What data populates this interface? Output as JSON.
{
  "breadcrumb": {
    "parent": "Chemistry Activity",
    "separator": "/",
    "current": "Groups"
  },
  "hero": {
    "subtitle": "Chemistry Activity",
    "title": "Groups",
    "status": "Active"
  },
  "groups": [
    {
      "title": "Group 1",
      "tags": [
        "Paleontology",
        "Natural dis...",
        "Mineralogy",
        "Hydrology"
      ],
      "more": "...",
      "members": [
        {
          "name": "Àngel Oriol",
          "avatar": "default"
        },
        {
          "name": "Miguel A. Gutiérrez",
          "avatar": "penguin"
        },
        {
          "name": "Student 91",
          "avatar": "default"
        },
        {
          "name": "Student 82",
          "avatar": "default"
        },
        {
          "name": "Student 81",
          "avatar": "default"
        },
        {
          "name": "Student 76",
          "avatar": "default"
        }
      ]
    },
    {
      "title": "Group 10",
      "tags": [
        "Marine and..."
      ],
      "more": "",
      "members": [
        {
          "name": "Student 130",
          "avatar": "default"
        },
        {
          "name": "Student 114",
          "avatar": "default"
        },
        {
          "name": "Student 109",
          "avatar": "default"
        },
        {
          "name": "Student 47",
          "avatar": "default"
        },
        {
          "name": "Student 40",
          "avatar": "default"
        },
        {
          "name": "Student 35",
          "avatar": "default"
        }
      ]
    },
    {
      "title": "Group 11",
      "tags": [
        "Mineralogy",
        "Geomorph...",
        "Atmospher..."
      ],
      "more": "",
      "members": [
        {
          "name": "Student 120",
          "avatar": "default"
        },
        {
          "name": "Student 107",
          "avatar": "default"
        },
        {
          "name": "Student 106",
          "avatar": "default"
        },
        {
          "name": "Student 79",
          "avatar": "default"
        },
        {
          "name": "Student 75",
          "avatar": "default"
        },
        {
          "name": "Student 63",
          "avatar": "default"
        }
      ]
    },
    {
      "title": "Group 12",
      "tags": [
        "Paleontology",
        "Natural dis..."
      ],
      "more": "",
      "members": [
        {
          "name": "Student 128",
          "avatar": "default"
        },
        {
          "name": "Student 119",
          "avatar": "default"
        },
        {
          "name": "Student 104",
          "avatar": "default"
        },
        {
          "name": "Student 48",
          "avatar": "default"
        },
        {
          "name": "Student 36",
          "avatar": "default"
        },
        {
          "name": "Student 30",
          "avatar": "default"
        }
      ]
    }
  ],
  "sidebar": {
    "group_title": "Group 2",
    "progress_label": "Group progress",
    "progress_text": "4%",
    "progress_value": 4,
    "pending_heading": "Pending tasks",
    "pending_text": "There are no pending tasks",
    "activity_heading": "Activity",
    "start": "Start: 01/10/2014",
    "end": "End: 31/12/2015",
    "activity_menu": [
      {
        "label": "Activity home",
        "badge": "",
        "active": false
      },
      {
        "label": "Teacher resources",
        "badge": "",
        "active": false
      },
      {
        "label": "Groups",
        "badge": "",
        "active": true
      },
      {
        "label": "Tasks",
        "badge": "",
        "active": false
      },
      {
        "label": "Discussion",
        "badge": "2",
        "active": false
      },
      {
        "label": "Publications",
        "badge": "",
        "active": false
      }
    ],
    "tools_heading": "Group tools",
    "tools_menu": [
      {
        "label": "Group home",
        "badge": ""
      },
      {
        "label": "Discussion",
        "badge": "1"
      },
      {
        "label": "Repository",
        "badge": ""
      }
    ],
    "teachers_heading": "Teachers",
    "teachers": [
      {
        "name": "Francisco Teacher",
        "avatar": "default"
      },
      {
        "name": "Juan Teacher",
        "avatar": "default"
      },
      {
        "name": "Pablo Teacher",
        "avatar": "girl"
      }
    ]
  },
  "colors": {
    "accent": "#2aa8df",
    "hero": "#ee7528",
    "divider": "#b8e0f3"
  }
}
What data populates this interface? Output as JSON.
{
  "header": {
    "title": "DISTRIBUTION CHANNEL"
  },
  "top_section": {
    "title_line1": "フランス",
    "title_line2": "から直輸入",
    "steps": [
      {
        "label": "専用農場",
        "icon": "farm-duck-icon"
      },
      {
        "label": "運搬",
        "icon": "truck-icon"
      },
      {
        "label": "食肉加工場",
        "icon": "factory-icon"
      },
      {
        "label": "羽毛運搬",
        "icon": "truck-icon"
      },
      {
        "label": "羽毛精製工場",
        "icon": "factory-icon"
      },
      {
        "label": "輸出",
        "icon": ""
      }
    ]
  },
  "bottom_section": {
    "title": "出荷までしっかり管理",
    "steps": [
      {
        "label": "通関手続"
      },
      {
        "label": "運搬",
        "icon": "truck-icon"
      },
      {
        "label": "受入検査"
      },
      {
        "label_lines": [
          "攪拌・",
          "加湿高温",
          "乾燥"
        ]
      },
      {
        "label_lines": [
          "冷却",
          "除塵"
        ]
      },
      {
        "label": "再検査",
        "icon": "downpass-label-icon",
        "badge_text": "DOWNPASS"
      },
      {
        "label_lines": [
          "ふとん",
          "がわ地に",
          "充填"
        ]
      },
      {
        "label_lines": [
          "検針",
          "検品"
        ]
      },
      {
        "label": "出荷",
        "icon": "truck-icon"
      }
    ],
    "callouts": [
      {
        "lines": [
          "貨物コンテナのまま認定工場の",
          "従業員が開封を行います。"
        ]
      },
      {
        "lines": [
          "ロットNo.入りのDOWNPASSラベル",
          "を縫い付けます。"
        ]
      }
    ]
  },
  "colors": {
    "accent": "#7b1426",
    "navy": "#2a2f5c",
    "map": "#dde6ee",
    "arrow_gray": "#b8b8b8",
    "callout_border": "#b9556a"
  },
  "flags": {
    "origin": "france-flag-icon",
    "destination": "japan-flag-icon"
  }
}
....................
▶ **The task**
Set all of the entries down again, exactly as they were given.

▶ **Finished exercise**
What data populates this interface? Output as JSON.
{
  "breadcrumb": {
    "parent": "Chemistry Activity",
    "separator": "/",
    "current": "Groups"
  },
  "hero": {
    "subtitle": "Chemistry Activity",
    "title": "Groups",
    "status": "Active"
  },
  "groups": [
    {
      "title": "Group 1",
      "tags": [
        "Paleontology",
        "Natural dis...",
        "Mineralogy",
        "Hydrology"
      ],
      "more": "...",
      "members": [
        {
          "name": "Àngel Oriol",
          "avatar": "default"
        },
        {
          "name": "Miguel A. Gutiérrez",
          "avatar": "penguin"
        },
        {
          "name": "Student 91",
          "avatar": "default"
        },
        {
          "name": "Student 82",
          "avatar": "default"
        },
        {
          "name": "Student 81",
          "avatar": "default"
        },
        {
          "name": "Student 76",
          "avatar": "default"
        }
      ]
    },
    {
      "title": "Group 10",
      "tags": [
        "Marine and..."
      ],
      "more": "",
      "members": [
        {
          "name": "Student 130",
          "avatar": "default"
        },
        {
          "name": "Student 114",
          "avatar": "default"
        },
        {
          "name": "Student 109",
          "avatar": "default"
        },
        {
          "name": "Student 47",
          "avatar": "default"
        },
        {
          "name": "Student 40",
          "avatar": "default"
        },
        {
          "name": "Student 35",
          "avatar": "default"
        }
      ]
    },
    {
      "title": "Group 11",
      "tags": [
        "Mineralogy",
        "Geomorph...",
        "Atmospher..."
      ],
      "more": "",
      "members": [
        {
          "name": "Student 120",
          "avatar": "default"
        },
        {
          "name": "Student 107",
          "avatar": "default"
        },
        {
          "name": "Student 106",
          "avatar": "default"
        },
        {
          "name": "Student 79",
          "avatar": "default"
        },
        {
          "name": "Student 75",
          "avatar": "default"
        },
        {
          "name": "Student 63",
          "avatar": "default"
        }
      ]
    },
    {
      "title": "Group 12",
      "tags": [
        "Paleontology",
        "Natural dis..."
      ],
      "more": "",
      "members": [
        {
          "name": "Student 128",
          "avatar": "default"
        },
        {
          "name": "Student 119",
          "avatar": "default"
        },
        {
          "name": "Student 104",
          "avatar": "default"
        },
        {
          "name": "Student 48",
          "avatar": "default"
        },
        {
          "name": "Student 36",
          "avatar": "default"
        },
        {
          "name": "Student 30",
          "avatar": "default"
        }
      ]
    }
  ],
  "sidebar": {
    "group_title": "Group 2",
    "progress_label": "Group progress",
    "progress_text": "4%",
    "progress_value": 4,
    "pending_heading": "Pending tasks",
    "pending_text": "There are no pending tasks",
    "activity_heading": "Activity",
    "start": "Start: 01/10/2014",
    "end": "End: 31/12/2015",
    "activity_menu": [
      {
        "label": "Activity home",
        "badge": "",
        "active": false
      },
      {
        "label": "Teacher resources",
        "badge": "",
        "active": false
      },
      {
        "label": "Groups",
        "badge": "",
        "active": true
      },
      {
        "label": "Tasks",
        "badge": "",
        "active": false
      },
      {
        "label": "Discussion",
        "badge": "2",
        "active": false
      },
      {
        "label": "Publications",
        "badge": "",
        "active": false
      }
    ],
    "tools_heading": "Group tools",
    "tools_menu": [
      {
        "label": "Group home",
        "badge": ""
      },
      {
        "label": "Discussion",
        "badge": "1"
      },
      {
        "label": "Repository",
        "badge": ""
      }
    ],
    "teachers_heading": "Teachers",
    "teachers": [
      {
        "name": "Francisco Teacher",
        "avatar": "default"
      },
      {
        "name": "Juan Teacher",
        "avatar": "default"
      },
      {
        "name": "Pablo Teacher",
        "avatar": "girl"
      }
    ]
  },
  "colors": {
    "accent": "#2aa8df",
    "hero": "#ee7528",
    "divider": "#b8e0f3"
  }
}
What data populates this interface? Output as JSON.
{
  "header": {
    "title": "DISTRIBUTION CHANNEL"
  },
  "top_section": {
    "title_line1": "フランス",
    "title_line2": "から直輸入",
    "steps": [
      {
        "label": "専用農場",
        "icon": "farm-duck-icon"
      },
      {
        "label": "運搬",
        "icon": "truck-icon"
      },
      {
        "label": "食肉加工場",
        "icon": "factory-icon"
      },
      {
        "label": "羽毛運搬",
        "icon": "truck-icon"
      },
      {
        "label": "羽毛精製工場",
        "icon": "factory-icon"
      },
      {
        "label": "輸出",
        "icon": ""
      }
    ]
  },
  "bottom_section": {
    "title": "出荷までしっかり管理",
    "steps": [
      {
        "label": "通関手続"
      },
      {
        "label": "運搬",
        "icon": "truck-icon"
      },
      {
        "label": "受入検査"
      },
      {
        "label_lines": [
          "攪拌・",
          "加湿高温",
          "乾燥"
        ]
      },
      {
        "label_lines": [
          "冷却",
          "除塵"
        ]
      },
      {
        "label": "再検査",
        "icon": "downpass-label-icon",
        "badge_text": "DOWNPASS"
      },
      {
        "label_lines": [
          "ふとん",
          "がわ地に",
          "充填"
        ]
      },
      {
        "label_lines": [
          "検針",
          "検品"
        ]
      },
      {
        "label": "出荷",
        "icon": "truck-icon"
      }
    ],
    "callouts": [
      {
        "lines": [
          "貨物コンテナのまま認定工場の",
          "従業員が開封を行います。"
        ]
      },
      {
        "lines": [
          "ロットNo.入りのDOWNPASSラベル",
          "を縫い付けます。"
        ]
      }
    ]
  },
  "colors": {
    "accent": "#7b1426",
    "navy": "#2a2f5c",
    "map": "#dde6ee",
    "arrow_gray": "#b8b8b8",
    "callout_border": "#b9556a"
  },
  "flags": {
    "origin": "france-flag-icon",
    "destination": "japan-flag-icon"
  }
}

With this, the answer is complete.